⟨

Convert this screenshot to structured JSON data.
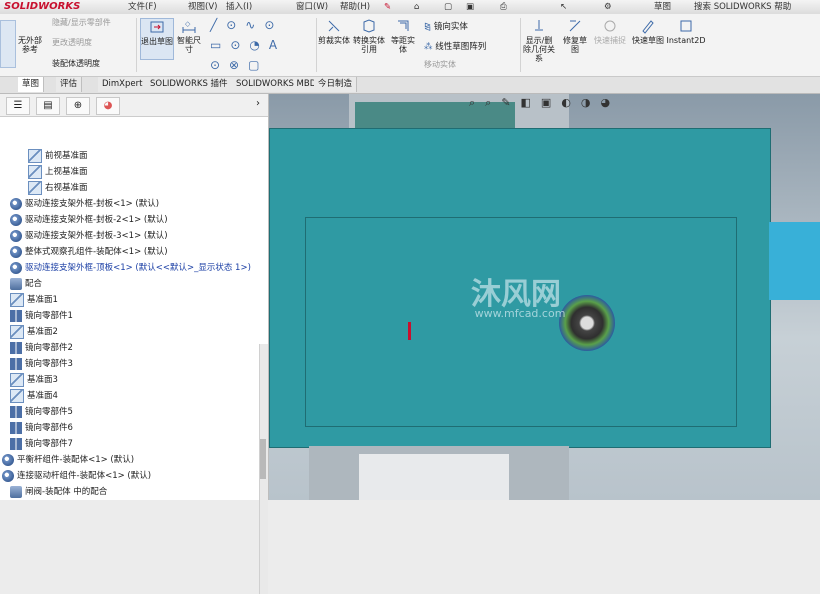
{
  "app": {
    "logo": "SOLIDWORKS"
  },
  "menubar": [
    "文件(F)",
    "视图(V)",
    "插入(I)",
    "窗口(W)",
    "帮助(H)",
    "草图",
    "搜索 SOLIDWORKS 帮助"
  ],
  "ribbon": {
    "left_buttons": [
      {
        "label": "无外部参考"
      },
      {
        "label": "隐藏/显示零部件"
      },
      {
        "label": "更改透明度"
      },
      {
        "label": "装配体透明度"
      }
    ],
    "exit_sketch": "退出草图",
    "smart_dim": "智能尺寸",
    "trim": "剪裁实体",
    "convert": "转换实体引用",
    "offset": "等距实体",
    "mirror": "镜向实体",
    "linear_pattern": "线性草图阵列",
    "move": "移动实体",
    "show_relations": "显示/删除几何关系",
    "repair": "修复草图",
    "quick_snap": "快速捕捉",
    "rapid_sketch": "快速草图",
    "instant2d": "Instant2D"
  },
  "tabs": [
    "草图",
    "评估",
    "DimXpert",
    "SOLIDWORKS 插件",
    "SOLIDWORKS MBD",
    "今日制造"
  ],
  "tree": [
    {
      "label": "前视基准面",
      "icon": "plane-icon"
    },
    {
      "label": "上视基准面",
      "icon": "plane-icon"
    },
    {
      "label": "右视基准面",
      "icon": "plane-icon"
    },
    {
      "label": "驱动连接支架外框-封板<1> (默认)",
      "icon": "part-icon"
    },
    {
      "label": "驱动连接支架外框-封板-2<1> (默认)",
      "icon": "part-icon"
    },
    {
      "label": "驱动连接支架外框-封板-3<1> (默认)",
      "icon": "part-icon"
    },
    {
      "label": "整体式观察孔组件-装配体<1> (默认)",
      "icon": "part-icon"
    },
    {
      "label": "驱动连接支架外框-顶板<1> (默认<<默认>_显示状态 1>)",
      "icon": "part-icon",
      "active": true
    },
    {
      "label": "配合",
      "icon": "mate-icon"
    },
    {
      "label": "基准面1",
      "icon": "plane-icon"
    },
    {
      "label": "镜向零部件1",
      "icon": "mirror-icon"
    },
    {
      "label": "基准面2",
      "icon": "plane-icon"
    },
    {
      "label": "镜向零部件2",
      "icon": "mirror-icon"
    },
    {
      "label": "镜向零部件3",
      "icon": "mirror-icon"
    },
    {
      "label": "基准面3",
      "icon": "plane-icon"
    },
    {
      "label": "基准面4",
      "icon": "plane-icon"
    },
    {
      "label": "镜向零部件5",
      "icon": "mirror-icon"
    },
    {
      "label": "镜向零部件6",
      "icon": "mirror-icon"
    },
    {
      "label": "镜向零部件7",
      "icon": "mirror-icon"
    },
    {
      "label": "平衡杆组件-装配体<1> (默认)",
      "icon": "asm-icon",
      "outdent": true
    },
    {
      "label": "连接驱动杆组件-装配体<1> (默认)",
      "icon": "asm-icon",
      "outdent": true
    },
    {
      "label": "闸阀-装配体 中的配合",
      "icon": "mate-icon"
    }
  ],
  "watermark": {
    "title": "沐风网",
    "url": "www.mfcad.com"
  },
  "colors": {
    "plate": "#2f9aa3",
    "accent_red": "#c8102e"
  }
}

⟩

» Given exercise: Only lines with "SOLIDWORKS" are wanted here; list each of them.

» Solution to this exercise:
    "logo": "SOLIDWORKS"
    "搜索 SOLIDWORKS 帮助"
    "SOLIDWORKS 插件",
    "SOLIDWORKS MBD",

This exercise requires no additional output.